Stored data –
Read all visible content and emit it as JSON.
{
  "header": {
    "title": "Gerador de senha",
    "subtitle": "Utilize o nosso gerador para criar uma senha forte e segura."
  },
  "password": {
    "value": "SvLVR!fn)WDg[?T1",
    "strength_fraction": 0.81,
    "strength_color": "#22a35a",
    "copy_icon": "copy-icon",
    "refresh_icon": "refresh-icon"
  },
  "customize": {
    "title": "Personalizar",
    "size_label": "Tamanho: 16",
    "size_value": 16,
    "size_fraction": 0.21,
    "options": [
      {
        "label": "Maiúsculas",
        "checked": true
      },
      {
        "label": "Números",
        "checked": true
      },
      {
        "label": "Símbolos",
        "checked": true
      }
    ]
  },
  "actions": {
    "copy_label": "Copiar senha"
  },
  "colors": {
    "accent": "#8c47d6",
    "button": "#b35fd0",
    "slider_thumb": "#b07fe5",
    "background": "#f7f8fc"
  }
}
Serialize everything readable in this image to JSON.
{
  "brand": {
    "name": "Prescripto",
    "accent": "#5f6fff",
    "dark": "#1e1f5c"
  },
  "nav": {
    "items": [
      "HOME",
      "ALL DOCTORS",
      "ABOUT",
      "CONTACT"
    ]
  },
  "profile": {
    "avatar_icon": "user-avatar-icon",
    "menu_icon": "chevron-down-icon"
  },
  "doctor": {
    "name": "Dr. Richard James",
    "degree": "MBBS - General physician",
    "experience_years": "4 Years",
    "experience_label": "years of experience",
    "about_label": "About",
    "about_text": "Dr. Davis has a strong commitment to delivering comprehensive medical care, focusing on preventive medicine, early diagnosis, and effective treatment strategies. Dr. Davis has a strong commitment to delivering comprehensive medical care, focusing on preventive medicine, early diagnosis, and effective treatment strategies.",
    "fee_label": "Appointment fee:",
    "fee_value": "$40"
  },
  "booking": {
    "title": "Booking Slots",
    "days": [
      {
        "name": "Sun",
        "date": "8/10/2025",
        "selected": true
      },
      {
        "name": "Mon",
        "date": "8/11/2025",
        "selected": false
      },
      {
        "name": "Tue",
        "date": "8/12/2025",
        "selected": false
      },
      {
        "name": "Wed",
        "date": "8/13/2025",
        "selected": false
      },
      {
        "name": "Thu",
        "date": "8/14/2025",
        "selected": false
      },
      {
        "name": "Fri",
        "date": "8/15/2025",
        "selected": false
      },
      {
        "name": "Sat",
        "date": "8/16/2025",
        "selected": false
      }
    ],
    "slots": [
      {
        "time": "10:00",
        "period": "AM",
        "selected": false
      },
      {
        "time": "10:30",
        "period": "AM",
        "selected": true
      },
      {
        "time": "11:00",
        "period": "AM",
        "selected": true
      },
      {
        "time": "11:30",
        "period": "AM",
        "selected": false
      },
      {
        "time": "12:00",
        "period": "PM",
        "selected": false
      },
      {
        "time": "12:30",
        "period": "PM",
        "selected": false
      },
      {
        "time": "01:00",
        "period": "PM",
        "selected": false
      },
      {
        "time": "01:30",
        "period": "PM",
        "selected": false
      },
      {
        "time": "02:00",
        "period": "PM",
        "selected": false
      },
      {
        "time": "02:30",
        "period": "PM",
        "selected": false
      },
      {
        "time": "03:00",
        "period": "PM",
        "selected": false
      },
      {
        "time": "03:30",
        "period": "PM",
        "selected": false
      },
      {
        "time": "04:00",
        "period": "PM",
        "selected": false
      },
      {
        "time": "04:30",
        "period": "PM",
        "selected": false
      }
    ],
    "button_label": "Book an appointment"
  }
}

Written problem – Repeat the data above, word for word.

Solution to this problem –
Read all visible content and emit it as JSON.
{
  "header": {
    "title": "Gerador de senha",
    "subtitle": "Utilize o nosso gerador para criar uma senha forte e segura."
  },
  "password": {
    "value": "SvLVR!fn)WDg[?T1",
    "strength_fraction": 0.81,
    "strength_color": "#22a35a",
    "copy_icon": "copy-icon",
    "refresh_icon": "refresh-icon"
  },
  "customize": {
    "title": "Personalizar",
    "size_label": "Tamanho: 16",
    "size_value": 16,
    "size_fraction": 0.21,
    "options": [
      {
        "label": "Maiúsculas",
        "checked": true
      },
      {
        "label": "Números",
        "checked": true
      },
      {
        "label": "Símbolos",
        "checked": true
      }
    ]
  },
  "actions": {
    "copy_label": "Copiar senha"
  },
  "colors": {
    "accent": "#8c47d6",
    "button": "#b35fd0",
    "slider_thumb": "#b07fe5",
    "background": "#f7f8fc"
  }
}
Serialize everything readable in this image to JSON.
{
  "brand": {
    "name": "Prescripto",
    "accent": "#5f6fff",
    "dark": "#1e1f5c"
  },
  "nav": {
    "items": [
      "HOME",
      "ALL DOCTORS",
      "ABOUT",
      "CONTACT"
    ]
  },
  "profile": {
    "avatar_icon": "user-avatar-icon",
    "menu_icon": "chevron-down-icon"
  },
  "doctor": {
    "name": "Dr. Richard James",
    "degree": "MBBS - General physician",
    "experience_years": "4 Years",
    "experience_label": "years of experience",
    "about_label": "About",
    "about_text": "Dr. Davis has a strong commitment to delivering comprehensive medical care, focusing on preventive medicine, early diagnosis, and effective treatment strategies. Dr. Davis has a strong commitment to delivering comprehensive medical care, focusing on preventive medicine, early diagnosis, and effective treatment strategies.",
    "fee_label": "Appointment fee:",
    "fee_value": "$40"
  },
  "booking": {
    "title": "Booking Slots",
    "days": [
      {
        "name": "Sun",
        "date": "8/10/2025",
        "selected": true
      },
      {
        "name": "Mon",
        "date": "8/11/2025",
        "selected": false
      },
      {
        "name": "Tue",
        "date": "8/12/2025",
        "selected": false
      },
      {
        "name": "Wed",
        "date": "8/13/2025",
        "selected": false
      },
      {
        "name": "Thu",
        "date": "8/14/2025",
        "selected": false
      },
      {
        "name": "Fri",
        "date": "8/15/2025",
        "selected": false
      },
      {
        "name": "Sat",
        "date": "8/16/2025",
        "selected": false
      }
    ],
    "slots": [
      {
        "time": "10:00",
        "period": "AM",
        "selected": false
      },
      {
        "time": "10:30",
        "period": "AM",
        "selected": true
      },
      {
        "time": "11:00",
        "period": "AM",
        "selected": true
      },
      {
        "time": "11:30",
        "period": "AM",
        "selected": false
      },
      {
        "time": "12:00",
        "period": "PM",
        "selected": false
      },
      {
        "time": "12:30",
        "period": "PM",
        "selected": false
      },
      {
        "time": "01:00",
        "period": "PM",
        "selected": false
      },
      {
        "time": "01:30",
        "period": "PM",
        "selected": false
      },
      {
        "time": "02:00",
        "period": "PM",
        "selected": false
      },
      {
        "time": "02:30",
        "period": "PM",
        "selected": false
      },
      {
        "time": "03:00",
        "period": "PM",
        "selected": false
      },
      {
        "time": "03:30",
        "period": "PM",
        "selected": false
      },
      {
        "time": "04:00",
        "period": "PM",
        "selected": false
      },
      {
        "time": "04:30",
        "period": "PM",
        "selected": false
      }
    ],
    "button_label": "Book an appointment"
  }
}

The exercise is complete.